AIM — Transcribe the whole listing without a single picture.

GIVEN ENTRIES —
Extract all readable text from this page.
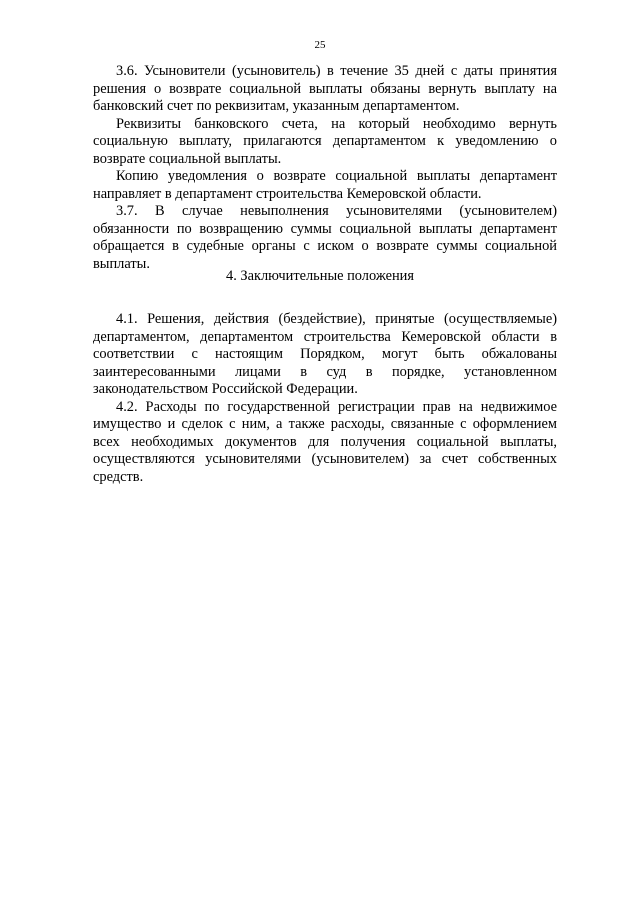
25

3.6. Усыновители (усыновитель) в течение 35 дней с даты принятия решения о возврате социальной выплаты обязаны вернуть выплату на банковский счет по реквизитам, указанным департаментом.

Реквизиты банковского счета, на который необходимо вернуть социальную выплату, прилагаются департаментом к уведомлению о возврате социальной выплаты.

Копию уведомления о возврате социальной выплаты департамент направляет в департамент строительства Кемеровской области.

3.7. В случае невыполнения усыновителями (усыновителем) обязанности по возвращению суммы социальной выплаты департамент обращается в судебные органы с иском о возврате суммы социальной выплаты.

4. Заключительные положения

4.1. Решения, действия (бездействие), принятые (осуществляемые) департаментом, департаментом строительства Кемеровской области в соответствии с настоящим Порядком, могут быть обжалованы заинтересованными лицами в суд в порядке, установленном законодательством Российской Федерации.

4.2. Расходы по государственной регистрации прав на недвижимое имущество и сделок с ним, а также расходы, связанные с оформлением всех необходимых документов для получения социальной выплаты, осуществляются усыновителями (усыновителем) за счет собственных средств.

RESPONSE —
Extract all readable text from this page.
25

3.6. Усыновители (усыновитель) в течение 35 дней с даты принятия решения о возврате социальной выплаты обязаны вернуть выплату на банковский счет по реквизитам, указанным департаментом.

Реквизиты банковского счета, на который необходимо вернуть социальную выплату, прилагаются департаментом к уведомлению о возврате социальной выплаты.

Копию уведомления о возврате социальной выплаты департамент направляет в департамент строительства Кемеровской области.

3.7. В случае невыполнения усыновителями (усыновителем) обязанности по возвращению суммы социальной выплаты департамент обращается в судебные органы с иском о возврате суммы социальной выплаты.

4. Заключительные положения

4.1. Решения, действия (бездействие), принятые (осуществляемые) департаментом, департаментом строительства Кемеровской области в соответствии с настоящим Порядком, могут быть обжалованы заинтересованными лицами в суд в порядке, установленном законодательством Российской Федерации.

4.2. Расходы по государственной регистрации прав на недвижимое имущество и сделок с ним, а также расходы, связанные с оформлением всех необходимых документов для получения социальной выплаты, осуществляются усыновителями (усыновителем) за счет собственных средств.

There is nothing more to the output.